▸ PAGE EXCERPT:
++++++++++++++++++++

‘Our Land Is No Use Any More’: India’s Struggle to Save Its Farms

Land degradation and climate change are posing major threats to India’s economy and farmers.

Gurugram: A highway leading from Gurugram – a technology and business hub south of New Delhi – cuts through swaths of empty plots, land that once contained fertile green fields, but which is now mostly barren and dotted with cranes towering over unfinished buildings.

A real estate boom fuelled by rapid economic growth in recent years has transformed thousands of hectares of arable land in the region into plots for glass-and-steel high-rises.

Scientists describe such land as being degraded. The United Nations’ Food and Agriculture Organisation (FAO) defines land degradation as “the temporary or permanent lowering of the productive capacity of land”.

In other words, it becomes increasingly difficult to grow crops on such land. And if it is not stopped, the process can lead to desertification.

The UN estimates that more than 3.2 billion people around the world are at risk from the effects of land degradation, many of whom live in the world’s poorest regions. And, according to an Indian government-backed study, land degradation led to a roughly 2.5% loss of the country’s economic output between 2014 and 2015.

This is a problem India can ill afford. Its economy is slowing, unemployment is near record highs and more than 40 percent of its workforce is engaged in agriculture. The government has promised to tackle land degradation, but critics say its proposed solutions do not go far enough.

Land degradation is a phenomenon that Pappu, a labourer who brings his cattle to graze on what vegetation remains on the outskirts of Gurugram, knows all too well. He first came here several years ago from the neighbouring state of Rajasthan, forced to move when yields on his farm fell because of the rising salinity of the water supply.

Also read: Climate Change Poses Serious Threats to India’s Food Security

“Everything was fine and our yields were enough to sustain the family until this happened,” Pappu, who is 50 and goes by one name, told Al Jazeera. He said most of the farmers in his village in Rajasthan gave up agriculture and migrated to Gurugram where they took up jobs as security guards, construction workers and day labourers.

“Our land [in Rajasthan] is of no use any more. We could never have sustained our families if we didn’t come to the city,” Pappu said.

++++++++++++++++++++

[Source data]
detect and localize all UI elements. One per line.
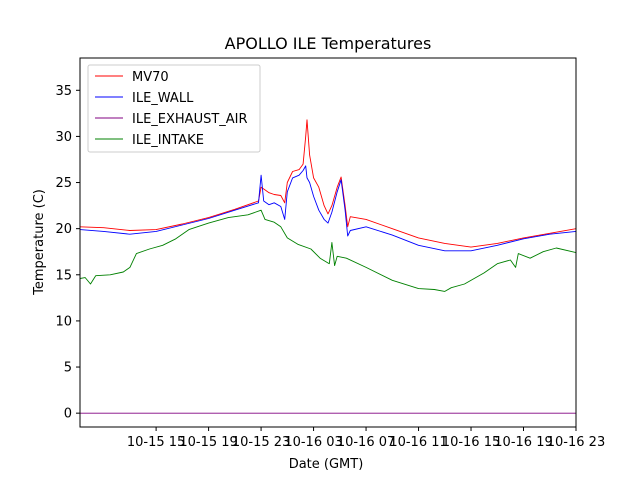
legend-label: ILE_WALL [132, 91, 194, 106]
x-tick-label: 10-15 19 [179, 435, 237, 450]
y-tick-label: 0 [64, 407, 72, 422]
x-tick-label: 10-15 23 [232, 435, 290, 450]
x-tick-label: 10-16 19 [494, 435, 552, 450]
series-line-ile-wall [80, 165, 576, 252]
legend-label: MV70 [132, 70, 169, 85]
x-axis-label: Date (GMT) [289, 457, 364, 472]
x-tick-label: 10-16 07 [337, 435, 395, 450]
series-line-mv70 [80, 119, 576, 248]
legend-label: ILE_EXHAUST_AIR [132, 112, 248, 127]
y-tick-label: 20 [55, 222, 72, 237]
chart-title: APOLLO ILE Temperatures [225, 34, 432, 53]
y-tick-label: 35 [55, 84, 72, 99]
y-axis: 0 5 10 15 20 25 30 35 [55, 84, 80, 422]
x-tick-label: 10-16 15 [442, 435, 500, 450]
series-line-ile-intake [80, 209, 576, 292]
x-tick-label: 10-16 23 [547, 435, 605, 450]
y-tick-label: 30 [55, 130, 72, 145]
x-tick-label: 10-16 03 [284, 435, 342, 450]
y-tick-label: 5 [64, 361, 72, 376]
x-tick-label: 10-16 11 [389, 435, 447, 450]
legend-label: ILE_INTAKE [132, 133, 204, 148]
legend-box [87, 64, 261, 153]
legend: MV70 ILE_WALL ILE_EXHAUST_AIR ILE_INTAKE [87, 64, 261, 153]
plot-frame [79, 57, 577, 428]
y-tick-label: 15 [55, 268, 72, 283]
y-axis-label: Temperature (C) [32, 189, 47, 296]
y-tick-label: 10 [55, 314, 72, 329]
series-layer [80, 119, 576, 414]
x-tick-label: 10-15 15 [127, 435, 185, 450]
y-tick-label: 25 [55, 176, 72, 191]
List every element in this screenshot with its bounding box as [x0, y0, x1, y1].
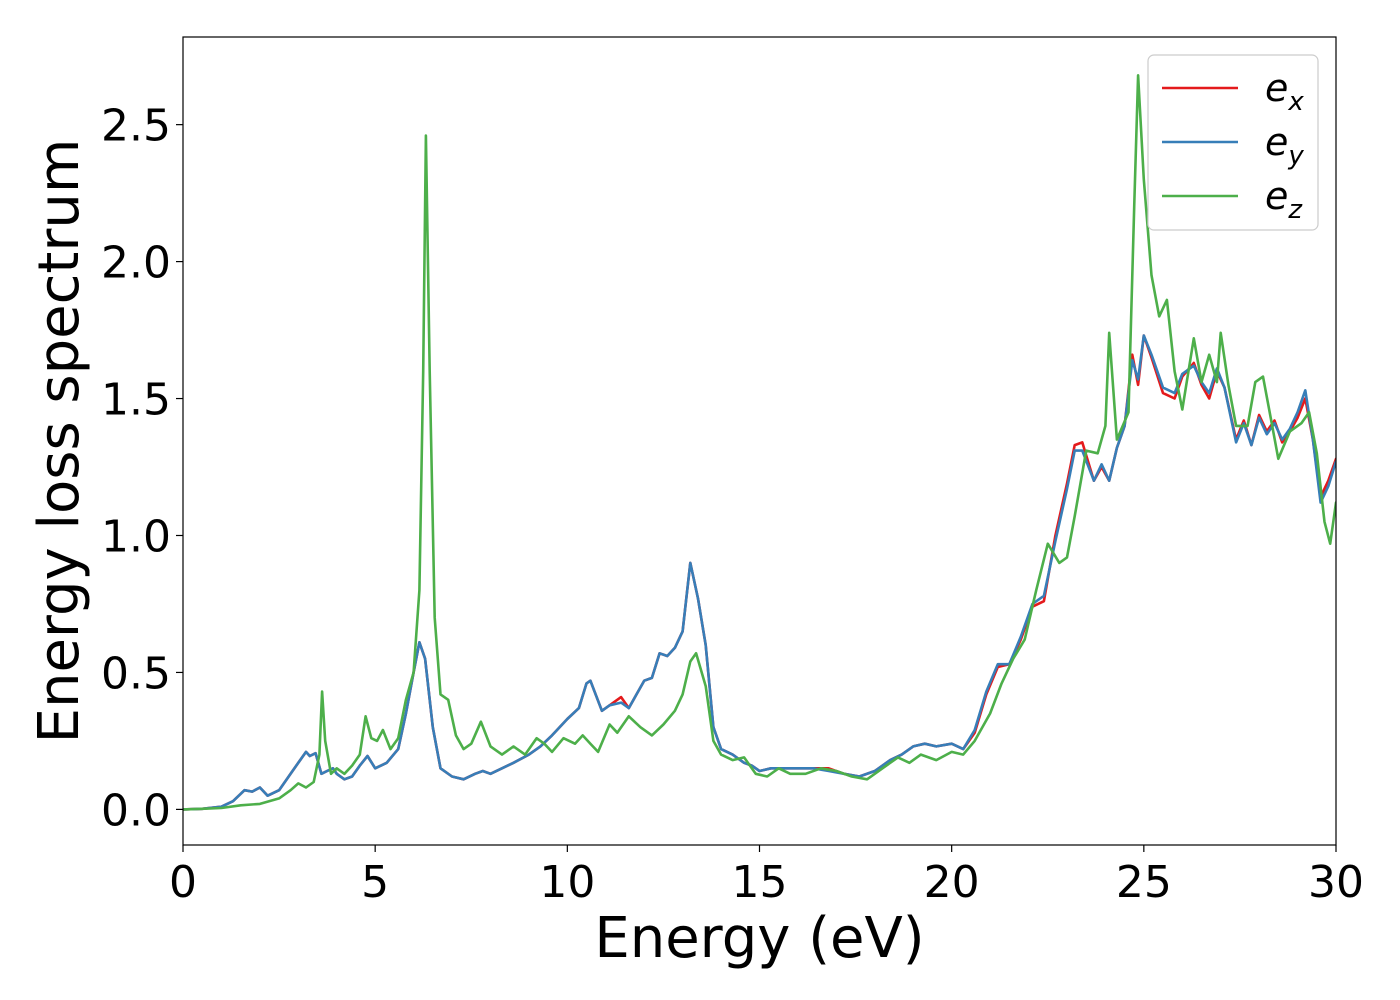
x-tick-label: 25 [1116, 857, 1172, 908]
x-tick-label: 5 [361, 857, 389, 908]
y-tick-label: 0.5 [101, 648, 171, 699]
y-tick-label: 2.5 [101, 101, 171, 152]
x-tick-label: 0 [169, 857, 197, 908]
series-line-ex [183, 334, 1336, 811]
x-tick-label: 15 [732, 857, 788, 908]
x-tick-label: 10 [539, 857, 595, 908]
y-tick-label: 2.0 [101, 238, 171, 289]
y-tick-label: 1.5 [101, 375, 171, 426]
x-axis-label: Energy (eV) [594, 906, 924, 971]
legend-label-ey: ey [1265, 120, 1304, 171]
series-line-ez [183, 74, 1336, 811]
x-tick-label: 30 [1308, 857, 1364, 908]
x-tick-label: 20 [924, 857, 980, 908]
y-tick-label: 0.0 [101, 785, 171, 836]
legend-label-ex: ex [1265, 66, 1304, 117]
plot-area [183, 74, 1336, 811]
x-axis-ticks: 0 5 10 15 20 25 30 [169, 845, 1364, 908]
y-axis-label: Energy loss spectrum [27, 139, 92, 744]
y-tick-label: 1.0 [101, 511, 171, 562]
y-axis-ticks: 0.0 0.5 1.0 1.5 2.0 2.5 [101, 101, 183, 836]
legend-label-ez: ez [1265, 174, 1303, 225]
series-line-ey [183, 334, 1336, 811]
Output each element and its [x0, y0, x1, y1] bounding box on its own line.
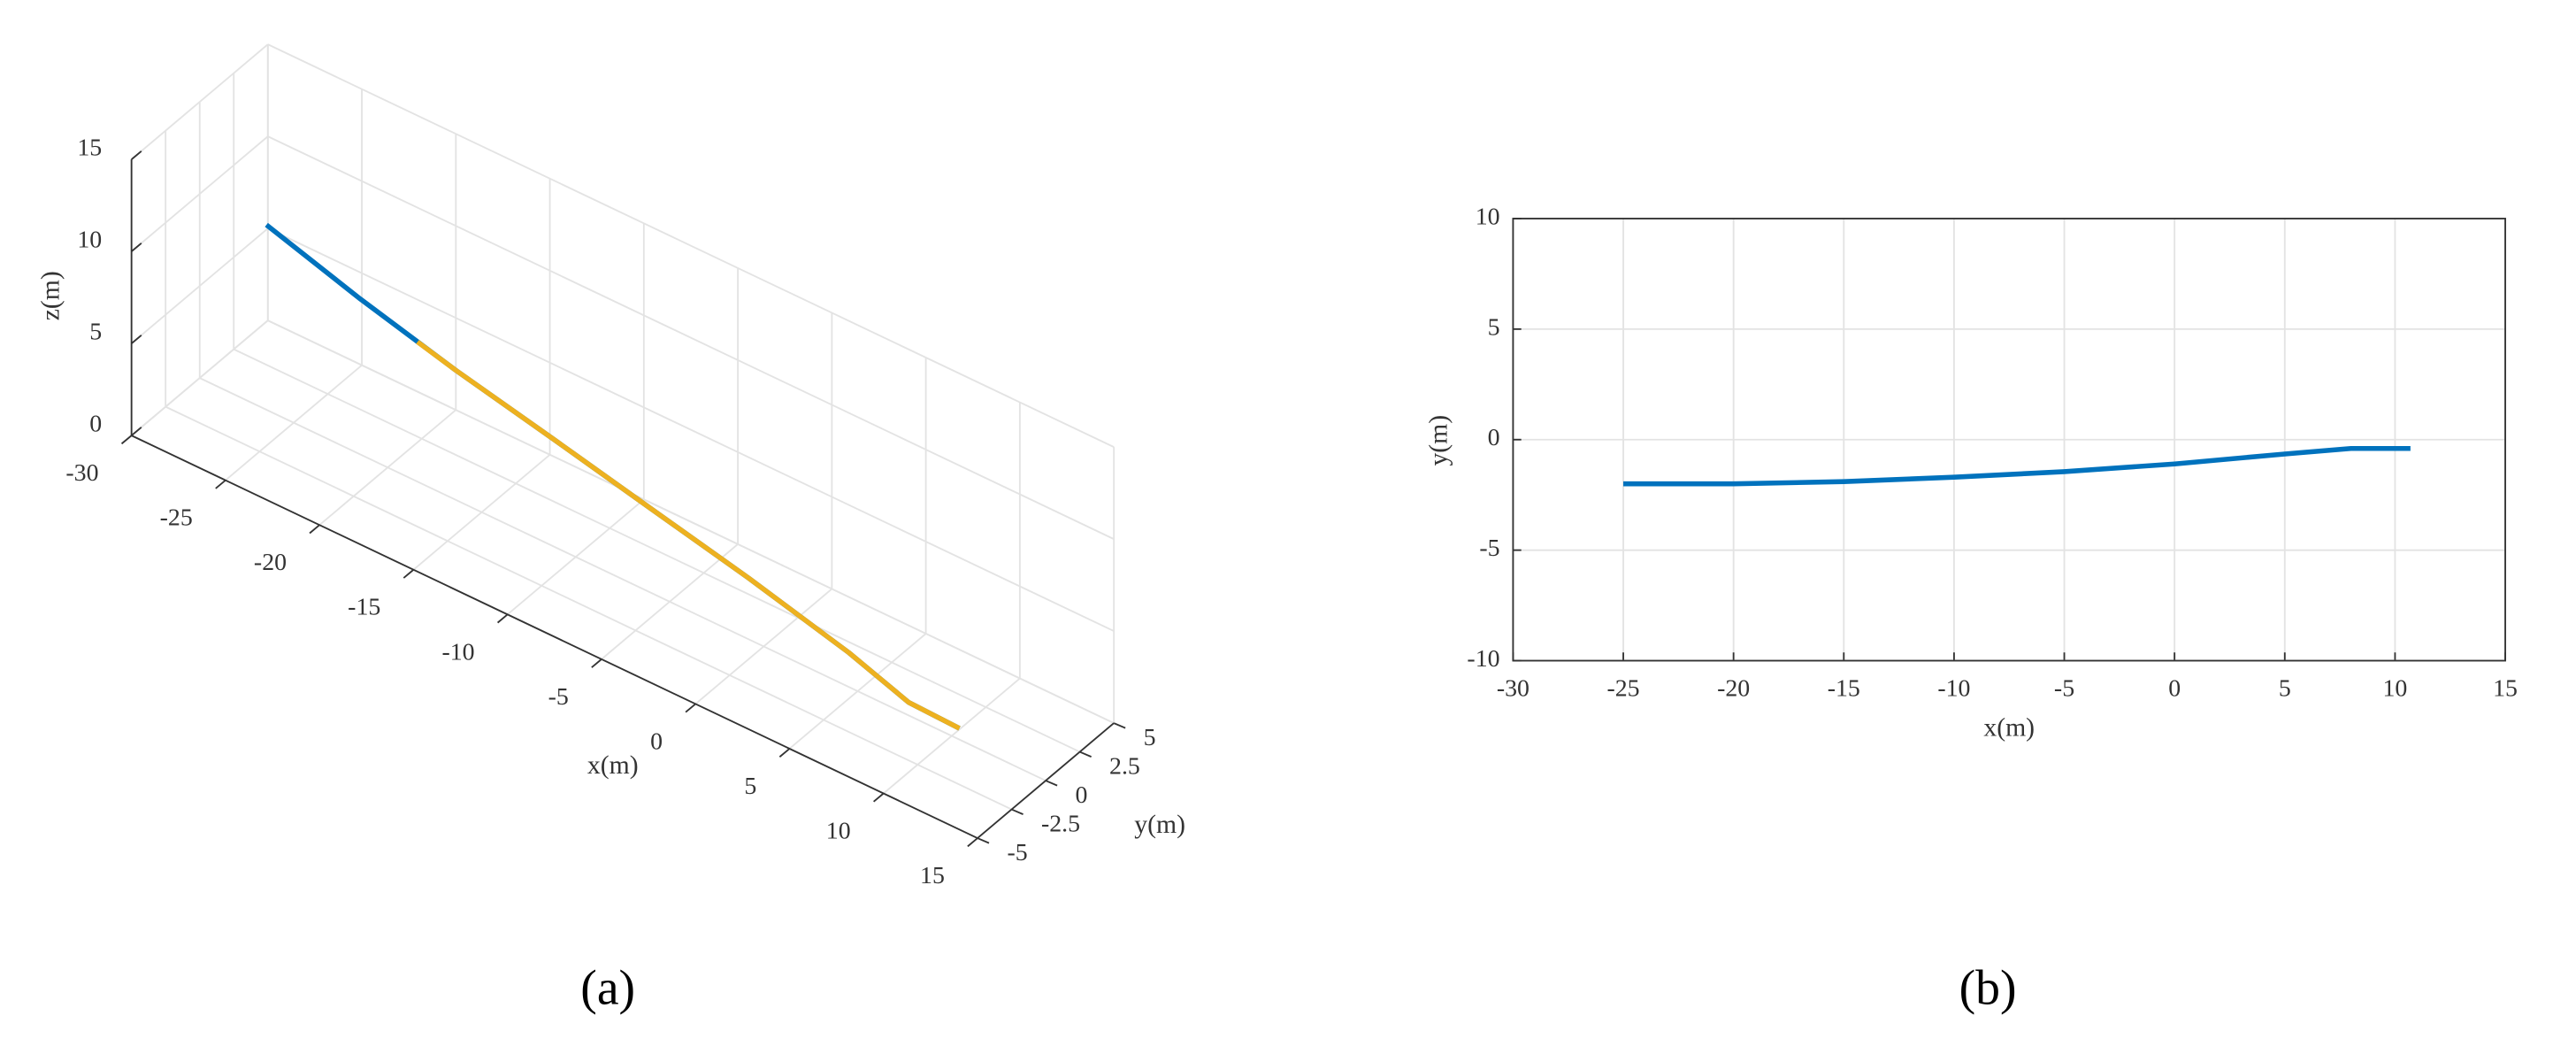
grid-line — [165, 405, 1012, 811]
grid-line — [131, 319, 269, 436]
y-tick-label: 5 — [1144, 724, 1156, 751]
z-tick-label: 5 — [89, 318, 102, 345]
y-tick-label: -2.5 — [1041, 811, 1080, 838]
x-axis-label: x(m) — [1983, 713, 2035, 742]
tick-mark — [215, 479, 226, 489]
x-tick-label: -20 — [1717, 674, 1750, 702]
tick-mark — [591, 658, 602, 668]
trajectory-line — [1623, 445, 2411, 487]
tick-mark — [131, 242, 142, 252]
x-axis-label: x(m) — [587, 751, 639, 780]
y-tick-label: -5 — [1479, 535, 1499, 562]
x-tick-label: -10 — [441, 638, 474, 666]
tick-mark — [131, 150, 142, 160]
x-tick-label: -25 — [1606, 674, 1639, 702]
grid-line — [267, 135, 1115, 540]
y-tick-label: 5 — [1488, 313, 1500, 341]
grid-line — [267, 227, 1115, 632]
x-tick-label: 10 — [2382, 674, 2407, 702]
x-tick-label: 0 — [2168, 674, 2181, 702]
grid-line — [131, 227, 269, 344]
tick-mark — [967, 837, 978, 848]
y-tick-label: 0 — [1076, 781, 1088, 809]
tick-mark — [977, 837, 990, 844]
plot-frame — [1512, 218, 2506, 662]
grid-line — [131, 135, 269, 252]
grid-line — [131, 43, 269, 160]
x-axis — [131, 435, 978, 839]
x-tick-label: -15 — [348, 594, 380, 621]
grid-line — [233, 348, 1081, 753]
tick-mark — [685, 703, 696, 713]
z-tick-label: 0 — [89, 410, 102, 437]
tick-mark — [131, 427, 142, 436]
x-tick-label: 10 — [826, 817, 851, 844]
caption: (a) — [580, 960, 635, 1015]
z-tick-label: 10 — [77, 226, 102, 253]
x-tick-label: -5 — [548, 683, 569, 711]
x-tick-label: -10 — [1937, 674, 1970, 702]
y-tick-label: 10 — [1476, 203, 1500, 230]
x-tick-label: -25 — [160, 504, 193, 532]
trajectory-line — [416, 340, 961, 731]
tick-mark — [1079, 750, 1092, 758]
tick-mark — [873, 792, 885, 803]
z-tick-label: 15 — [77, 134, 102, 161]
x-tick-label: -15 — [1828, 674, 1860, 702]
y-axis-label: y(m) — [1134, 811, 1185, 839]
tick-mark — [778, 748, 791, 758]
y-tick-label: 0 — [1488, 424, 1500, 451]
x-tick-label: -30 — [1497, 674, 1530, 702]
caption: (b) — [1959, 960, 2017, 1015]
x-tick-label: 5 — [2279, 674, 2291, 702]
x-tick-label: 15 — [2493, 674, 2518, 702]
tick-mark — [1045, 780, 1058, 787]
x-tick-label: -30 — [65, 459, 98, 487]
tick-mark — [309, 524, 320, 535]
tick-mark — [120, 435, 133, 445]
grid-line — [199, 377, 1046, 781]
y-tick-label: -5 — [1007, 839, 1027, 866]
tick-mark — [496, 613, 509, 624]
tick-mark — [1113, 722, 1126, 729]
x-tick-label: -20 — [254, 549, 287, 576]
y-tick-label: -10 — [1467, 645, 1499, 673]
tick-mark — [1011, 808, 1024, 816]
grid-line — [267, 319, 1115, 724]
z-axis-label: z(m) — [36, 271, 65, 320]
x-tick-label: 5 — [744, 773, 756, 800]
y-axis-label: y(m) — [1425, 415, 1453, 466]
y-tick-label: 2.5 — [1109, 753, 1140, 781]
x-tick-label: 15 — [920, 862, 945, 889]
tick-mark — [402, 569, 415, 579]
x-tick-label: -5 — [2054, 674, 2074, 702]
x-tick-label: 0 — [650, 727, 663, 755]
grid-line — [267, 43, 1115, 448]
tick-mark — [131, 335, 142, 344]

++++++++++++++++++++

▸ WHAT TO DO:
[a] Copy the passage of the article on land degradation in India between "The UN estimates" and "2014 and 2015.", inclusive.
[b] Answer these questions using the article on land degradation in India:
(i) How does the FAO define land degradation?
(ii) What share of India's workforce is engaged in agriculture?
(iii) Why did yields on Pappu's farm in Rajasthan fall?

▸ EXERCISE RESULTS:
[a]
The UN estimates that more than 3.2 billion people around the world are at risk from the effects of land degradation, many of whom live in the world’s poorest regions. And, according to an Indian government-backed study, land degradation led to a roughly 2.5% loss of the country’s economic output between 2014 and 2015.

[b]
(i) As "the temporary or permanent lowering of the productive capacity of land."
(ii) More than 40 percent.
(iii) Because of the rising salinity of the water supply.